--- start of THE DATA ---

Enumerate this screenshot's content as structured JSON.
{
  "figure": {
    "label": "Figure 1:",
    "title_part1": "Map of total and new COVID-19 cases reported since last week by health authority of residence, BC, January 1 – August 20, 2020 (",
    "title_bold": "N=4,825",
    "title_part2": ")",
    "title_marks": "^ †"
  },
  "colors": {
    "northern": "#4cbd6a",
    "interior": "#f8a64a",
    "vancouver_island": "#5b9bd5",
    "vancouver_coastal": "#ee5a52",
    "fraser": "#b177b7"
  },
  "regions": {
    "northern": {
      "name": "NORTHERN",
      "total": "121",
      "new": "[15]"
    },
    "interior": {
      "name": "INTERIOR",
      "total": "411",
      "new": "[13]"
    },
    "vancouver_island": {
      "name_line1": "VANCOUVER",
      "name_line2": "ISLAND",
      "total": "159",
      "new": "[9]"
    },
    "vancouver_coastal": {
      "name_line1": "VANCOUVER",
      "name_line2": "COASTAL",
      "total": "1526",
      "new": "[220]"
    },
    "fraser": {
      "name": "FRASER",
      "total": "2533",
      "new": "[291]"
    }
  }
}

--- end of THE DATA ---

Reproduce the records above exactly as they appear.

• [WRITTEN RESPONSE]
Enumerate this screenshot's content as structured JSON.
{
  "figure": {
    "label": "Figure 1:",
    "title_part1": "Map of total and new COVID-19 cases reported since last week by health authority of residence, BC, January 1 – August 20, 2020 (",
    "title_bold": "N=4,825",
    "title_part2": ")",
    "title_marks": "^ †"
  },
  "colors": {
    "northern": "#4cbd6a",
    "interior": "#f8a64a",
    "vancouver_island": "#5b9bd5",
    "vancouver_coastal": "#ee5a52",
    "fraser": "#b177b7"
  },
  "regions": {
    "northern": {
      "name": "NORTHERN",
      "total": "121",
      "new": "[15]"
    },
    "interior": {
      "name": "INTERIOR",
      "total": "411",
      "new": "[13]"
    },
    "vancouver_island": {
      "name_line1": "VANCOUVER",
      "name_line2": "ISLAND",
      "total": "159",
      "new": "[9]"
    },
    "vancouver_coastal": {
      "name_line1": "VANCOUVER",
      "name_line2": "COASTAL",
      "total": "1526",
      "new": "[220]"
    },
    "fraser": {
      "name": "FRASER",
      "total": "2533",
      "new": "[291]"
    }
  }
}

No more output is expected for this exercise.